*What is being asked*. Give the number of lines that hold the string "trails". Nothing else is needed.

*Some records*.
▬▬▬▬▬▬▬▬▬▬

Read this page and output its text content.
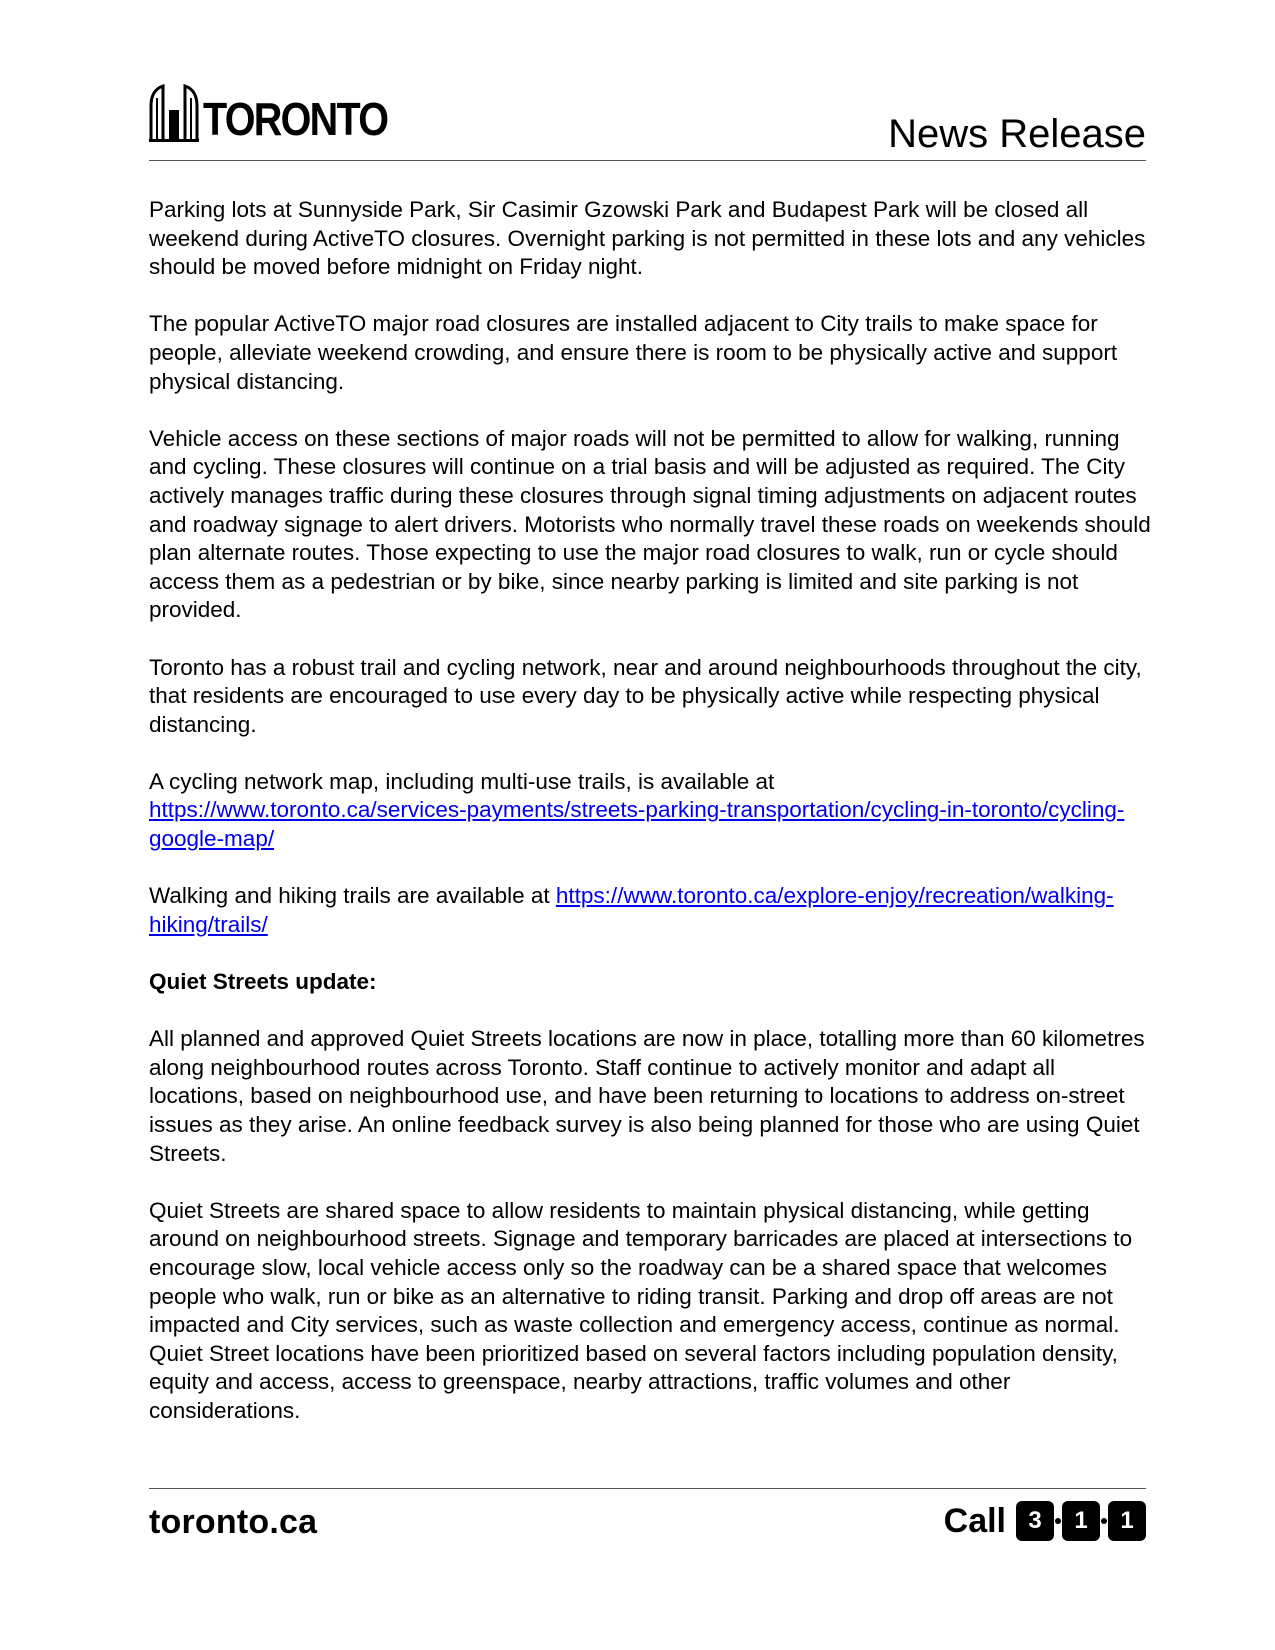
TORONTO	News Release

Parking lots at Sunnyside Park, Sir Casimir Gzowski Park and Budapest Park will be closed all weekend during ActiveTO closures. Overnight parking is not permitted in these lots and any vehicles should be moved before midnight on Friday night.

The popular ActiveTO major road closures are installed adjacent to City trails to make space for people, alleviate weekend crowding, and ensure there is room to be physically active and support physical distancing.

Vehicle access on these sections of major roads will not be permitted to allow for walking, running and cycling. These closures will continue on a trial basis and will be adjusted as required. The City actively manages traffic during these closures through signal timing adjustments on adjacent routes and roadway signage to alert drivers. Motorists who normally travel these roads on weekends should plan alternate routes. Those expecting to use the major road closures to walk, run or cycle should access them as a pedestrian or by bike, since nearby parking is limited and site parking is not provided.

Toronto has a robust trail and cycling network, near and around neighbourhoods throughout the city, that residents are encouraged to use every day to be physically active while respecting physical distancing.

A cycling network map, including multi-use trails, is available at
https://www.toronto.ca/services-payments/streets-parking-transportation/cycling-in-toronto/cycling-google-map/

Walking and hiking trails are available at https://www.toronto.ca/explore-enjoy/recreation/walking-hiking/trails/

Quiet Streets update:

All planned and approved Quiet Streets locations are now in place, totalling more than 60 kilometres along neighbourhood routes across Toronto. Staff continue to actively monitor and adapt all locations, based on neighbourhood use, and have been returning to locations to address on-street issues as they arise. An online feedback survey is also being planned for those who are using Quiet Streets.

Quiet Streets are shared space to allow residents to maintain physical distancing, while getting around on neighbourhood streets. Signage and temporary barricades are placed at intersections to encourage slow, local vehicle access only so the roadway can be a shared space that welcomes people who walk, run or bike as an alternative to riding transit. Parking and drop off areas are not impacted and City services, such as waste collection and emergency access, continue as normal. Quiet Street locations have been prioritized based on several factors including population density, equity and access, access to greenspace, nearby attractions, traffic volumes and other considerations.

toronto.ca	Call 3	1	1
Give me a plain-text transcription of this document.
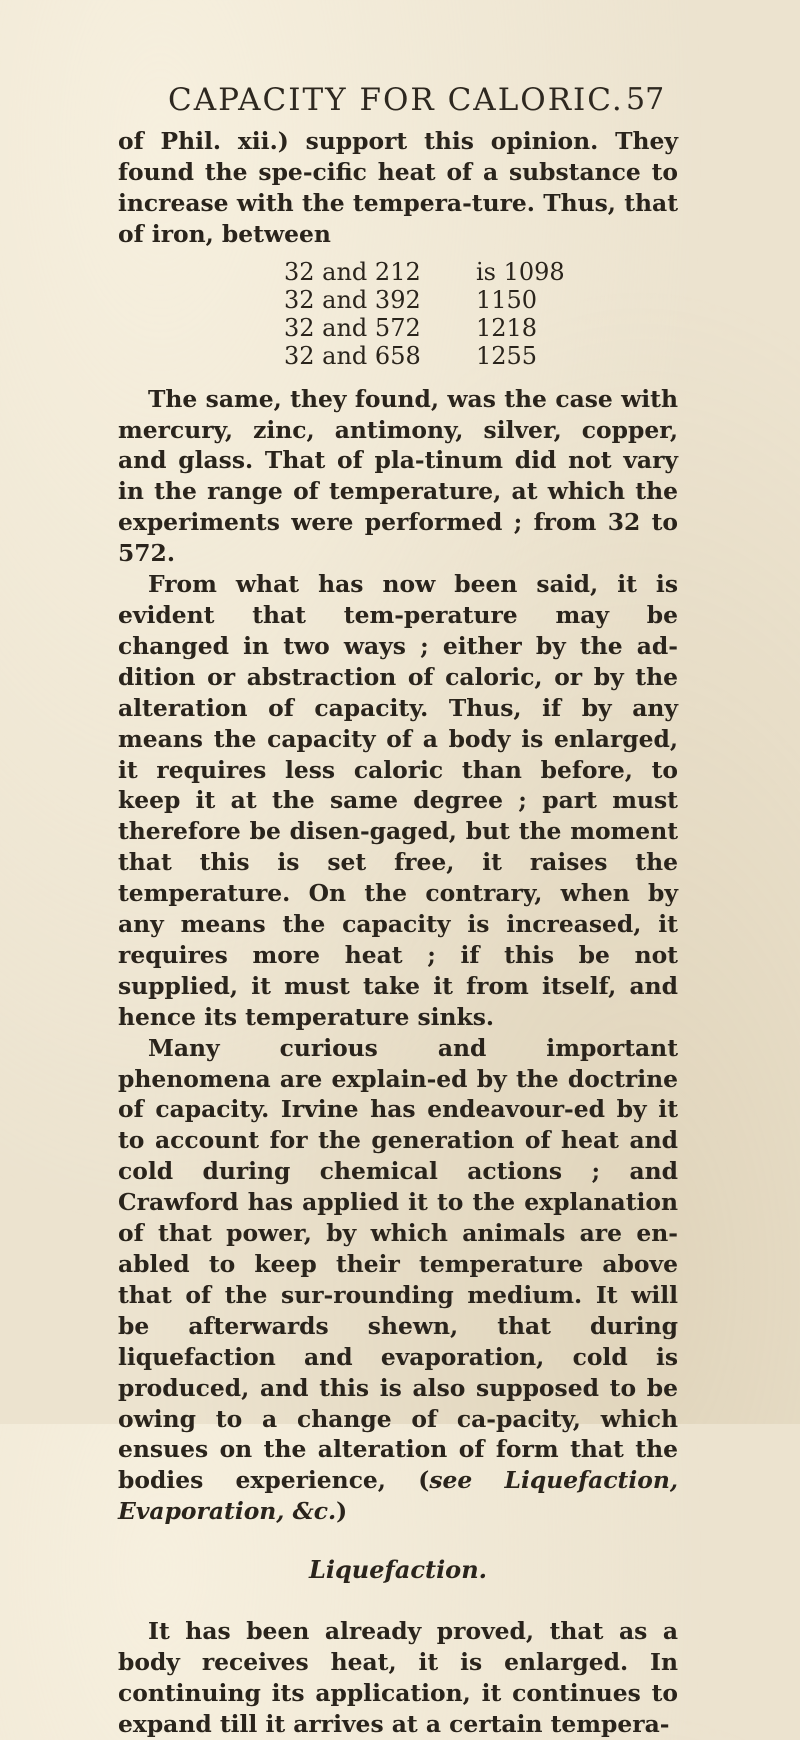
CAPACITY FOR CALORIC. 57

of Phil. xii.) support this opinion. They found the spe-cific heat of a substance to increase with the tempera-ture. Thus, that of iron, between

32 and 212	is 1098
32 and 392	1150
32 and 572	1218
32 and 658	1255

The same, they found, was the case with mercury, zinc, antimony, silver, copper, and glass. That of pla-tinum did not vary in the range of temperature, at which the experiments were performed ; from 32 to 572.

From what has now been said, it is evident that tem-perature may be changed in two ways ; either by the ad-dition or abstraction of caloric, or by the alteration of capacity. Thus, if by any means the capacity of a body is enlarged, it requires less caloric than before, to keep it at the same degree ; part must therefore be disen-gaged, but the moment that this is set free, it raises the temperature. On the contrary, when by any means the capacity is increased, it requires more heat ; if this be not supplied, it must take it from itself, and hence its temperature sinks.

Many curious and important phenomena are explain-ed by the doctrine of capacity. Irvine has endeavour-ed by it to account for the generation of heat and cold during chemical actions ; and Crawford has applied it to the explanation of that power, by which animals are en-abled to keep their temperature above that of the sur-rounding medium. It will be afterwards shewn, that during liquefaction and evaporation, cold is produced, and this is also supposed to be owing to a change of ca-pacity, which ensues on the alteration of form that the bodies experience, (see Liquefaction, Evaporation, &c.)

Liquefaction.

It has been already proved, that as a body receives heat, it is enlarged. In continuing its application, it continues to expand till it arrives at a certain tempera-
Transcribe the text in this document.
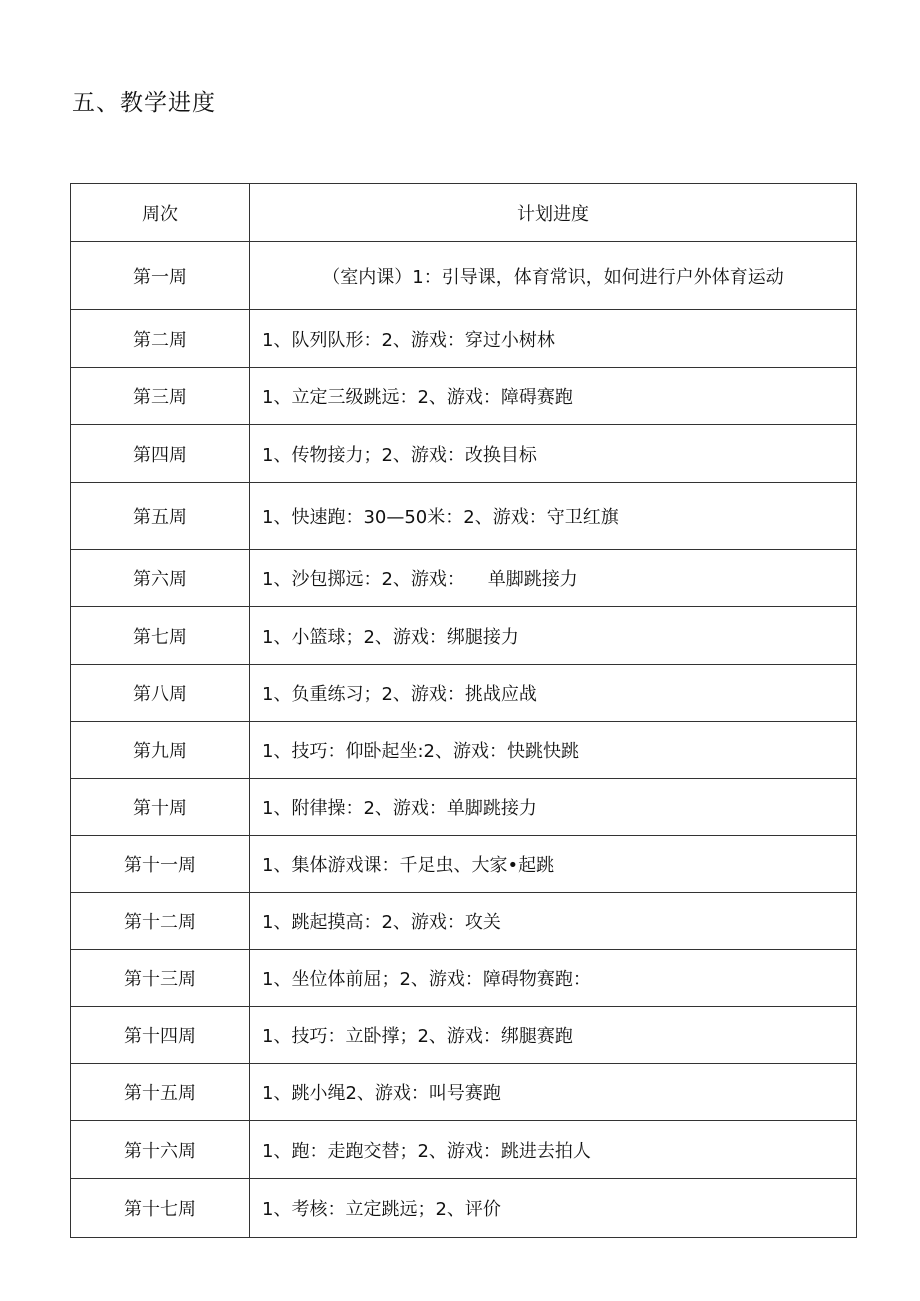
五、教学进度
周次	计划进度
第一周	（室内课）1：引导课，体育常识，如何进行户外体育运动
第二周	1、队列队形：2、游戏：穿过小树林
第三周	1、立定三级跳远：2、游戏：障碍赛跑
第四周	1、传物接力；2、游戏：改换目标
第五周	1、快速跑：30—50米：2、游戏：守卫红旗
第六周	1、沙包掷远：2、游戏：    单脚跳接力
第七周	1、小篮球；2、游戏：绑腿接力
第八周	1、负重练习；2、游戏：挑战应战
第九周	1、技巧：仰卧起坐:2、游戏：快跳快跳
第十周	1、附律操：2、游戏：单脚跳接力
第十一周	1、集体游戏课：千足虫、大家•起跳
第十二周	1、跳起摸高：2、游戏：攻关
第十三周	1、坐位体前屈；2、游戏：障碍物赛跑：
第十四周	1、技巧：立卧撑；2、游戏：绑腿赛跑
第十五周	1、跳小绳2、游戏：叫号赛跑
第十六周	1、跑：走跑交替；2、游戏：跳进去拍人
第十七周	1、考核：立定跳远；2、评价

▬▬▬▬▬▬▬▬▬▬

*The output*. 3